(What to produce): Gather every line below where "after" appears.

--- begin Exercise inputs ---

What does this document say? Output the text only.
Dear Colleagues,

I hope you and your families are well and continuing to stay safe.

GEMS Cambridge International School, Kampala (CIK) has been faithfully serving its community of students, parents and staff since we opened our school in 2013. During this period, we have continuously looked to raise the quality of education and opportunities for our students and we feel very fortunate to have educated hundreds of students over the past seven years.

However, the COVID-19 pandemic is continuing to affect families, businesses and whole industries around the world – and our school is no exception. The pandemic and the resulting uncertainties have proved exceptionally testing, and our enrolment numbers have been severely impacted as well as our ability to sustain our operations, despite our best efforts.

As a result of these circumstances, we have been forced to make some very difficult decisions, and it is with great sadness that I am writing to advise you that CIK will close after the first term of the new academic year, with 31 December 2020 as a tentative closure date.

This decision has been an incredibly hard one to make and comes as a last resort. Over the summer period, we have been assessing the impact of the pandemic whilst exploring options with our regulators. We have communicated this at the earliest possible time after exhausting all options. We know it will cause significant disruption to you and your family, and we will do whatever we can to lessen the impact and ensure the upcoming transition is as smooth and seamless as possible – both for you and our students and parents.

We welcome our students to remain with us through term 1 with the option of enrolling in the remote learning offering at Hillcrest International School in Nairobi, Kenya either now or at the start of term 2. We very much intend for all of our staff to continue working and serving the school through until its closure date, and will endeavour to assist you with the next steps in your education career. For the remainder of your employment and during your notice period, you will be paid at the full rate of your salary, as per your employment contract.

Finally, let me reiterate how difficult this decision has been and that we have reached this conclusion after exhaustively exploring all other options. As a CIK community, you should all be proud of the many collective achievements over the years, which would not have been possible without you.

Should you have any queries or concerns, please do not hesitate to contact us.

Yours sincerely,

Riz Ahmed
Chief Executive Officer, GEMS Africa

--- end Exercise inputs ---
--- begin Exercise inputs ---

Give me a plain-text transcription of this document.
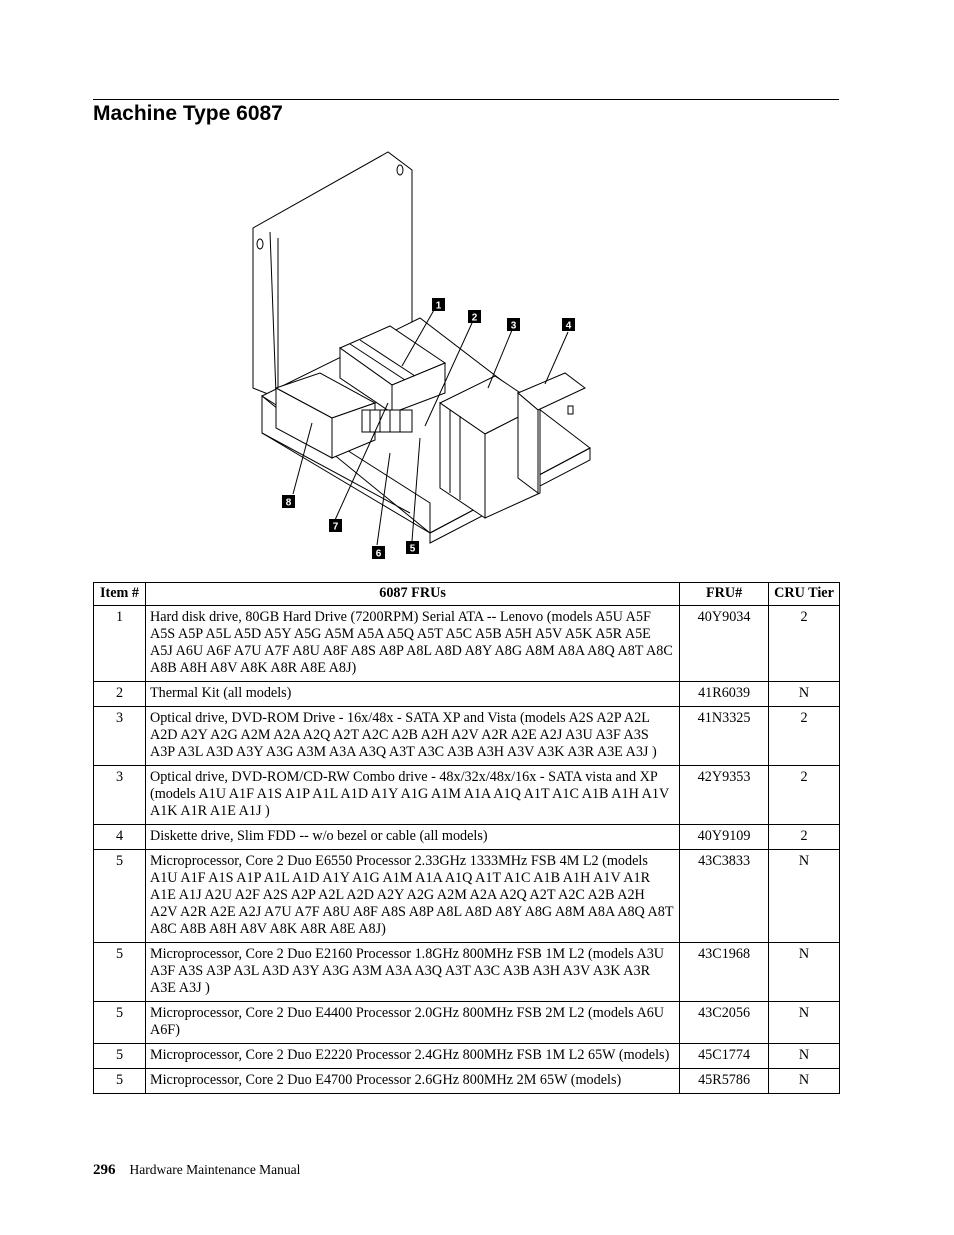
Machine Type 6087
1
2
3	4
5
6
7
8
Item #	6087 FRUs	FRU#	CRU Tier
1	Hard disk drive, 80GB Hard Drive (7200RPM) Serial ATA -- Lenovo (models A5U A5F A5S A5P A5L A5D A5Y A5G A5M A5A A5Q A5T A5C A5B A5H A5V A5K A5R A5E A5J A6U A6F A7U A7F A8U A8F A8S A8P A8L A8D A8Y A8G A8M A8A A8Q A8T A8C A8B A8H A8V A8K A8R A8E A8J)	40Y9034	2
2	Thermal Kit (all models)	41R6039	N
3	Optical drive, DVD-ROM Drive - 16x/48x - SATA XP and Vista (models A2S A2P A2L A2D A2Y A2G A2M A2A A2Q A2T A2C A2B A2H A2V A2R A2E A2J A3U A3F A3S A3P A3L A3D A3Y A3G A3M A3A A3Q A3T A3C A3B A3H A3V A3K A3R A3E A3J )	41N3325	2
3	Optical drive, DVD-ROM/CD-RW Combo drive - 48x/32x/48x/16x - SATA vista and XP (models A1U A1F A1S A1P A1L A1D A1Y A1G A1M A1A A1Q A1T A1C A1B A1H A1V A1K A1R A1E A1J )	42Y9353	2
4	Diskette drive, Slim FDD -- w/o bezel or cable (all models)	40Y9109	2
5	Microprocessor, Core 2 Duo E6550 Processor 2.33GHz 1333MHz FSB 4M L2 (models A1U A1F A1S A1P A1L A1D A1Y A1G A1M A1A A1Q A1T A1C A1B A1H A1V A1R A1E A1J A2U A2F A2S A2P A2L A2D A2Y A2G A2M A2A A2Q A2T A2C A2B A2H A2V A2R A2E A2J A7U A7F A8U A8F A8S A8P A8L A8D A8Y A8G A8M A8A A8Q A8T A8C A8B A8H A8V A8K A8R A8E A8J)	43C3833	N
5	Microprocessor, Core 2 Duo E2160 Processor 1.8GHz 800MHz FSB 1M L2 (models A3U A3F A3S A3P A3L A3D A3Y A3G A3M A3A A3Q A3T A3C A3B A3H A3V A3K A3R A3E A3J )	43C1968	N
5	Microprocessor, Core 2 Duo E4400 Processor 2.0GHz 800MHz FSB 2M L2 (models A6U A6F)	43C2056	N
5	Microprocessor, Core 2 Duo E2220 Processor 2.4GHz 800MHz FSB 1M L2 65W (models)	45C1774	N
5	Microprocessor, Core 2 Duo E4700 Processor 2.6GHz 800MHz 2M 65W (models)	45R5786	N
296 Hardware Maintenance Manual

--- end Exercise inputs ---
--- begin Exercise inputs ---

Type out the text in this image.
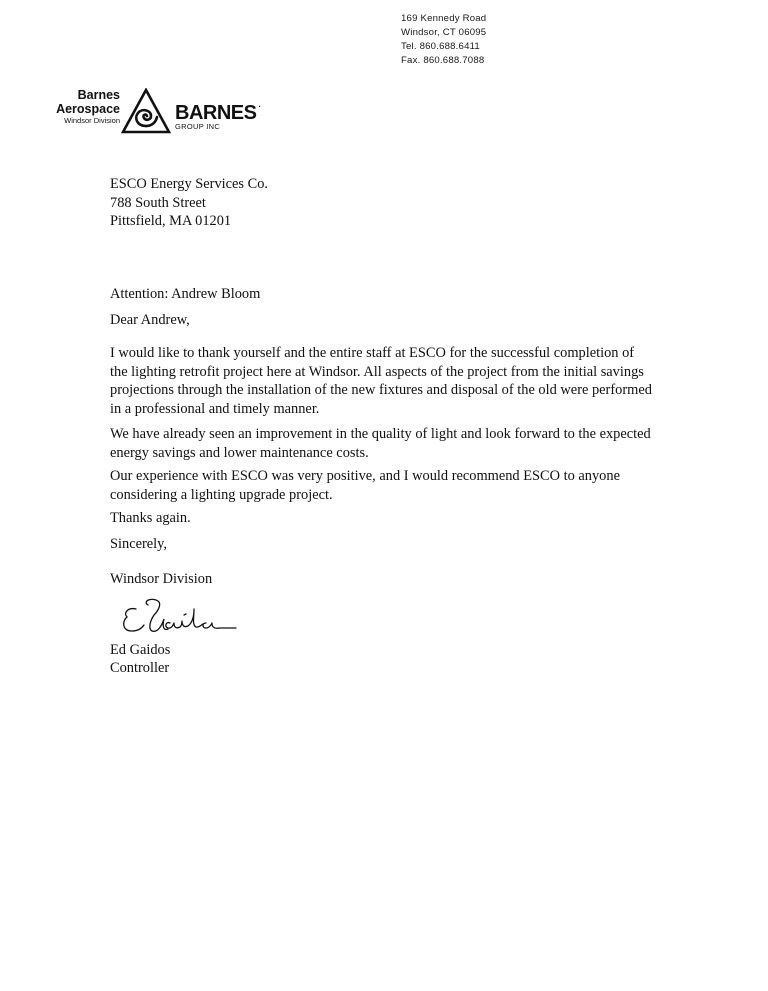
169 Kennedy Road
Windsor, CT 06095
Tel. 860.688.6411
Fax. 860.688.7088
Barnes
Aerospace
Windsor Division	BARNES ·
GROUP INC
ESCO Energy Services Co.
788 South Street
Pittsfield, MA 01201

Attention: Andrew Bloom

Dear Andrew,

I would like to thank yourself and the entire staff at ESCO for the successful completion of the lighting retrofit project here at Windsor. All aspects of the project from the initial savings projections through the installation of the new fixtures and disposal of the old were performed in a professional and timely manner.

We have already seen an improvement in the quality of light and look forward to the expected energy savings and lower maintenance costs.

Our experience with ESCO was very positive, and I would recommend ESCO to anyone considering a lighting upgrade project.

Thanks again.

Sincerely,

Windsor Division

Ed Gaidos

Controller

--- end Exercise inputs ---

(Task solution):
As a result of these circumstances, we have been forced to make some very difficult decisions, and it is with great sadness that I am writing to advise you that CIK will close after the first term of the new academic year, with 31 December 2020 as a tentative closure date.
This decision has been an incredibly hard one to make and comes as a last resort. Over the summer period, we have been assessing the impact of the pandemic whilst exploring options with our regulators. We have communicated this at the earliest possible time after exhausting all options. We know it will cause significant disruption to you and your family, and we will do whatever we can to lessen the impact and ensure the upcoming transition is as smooth and seamless as possible – both for you and our students and parents.
Finally, let me reiterate how difficult this decision has been and that we have reached this conclusion after exhaustively exploring all other options. As a CIK community, you should all be proud of the many collective achievements over the years, which would not have been possible without you.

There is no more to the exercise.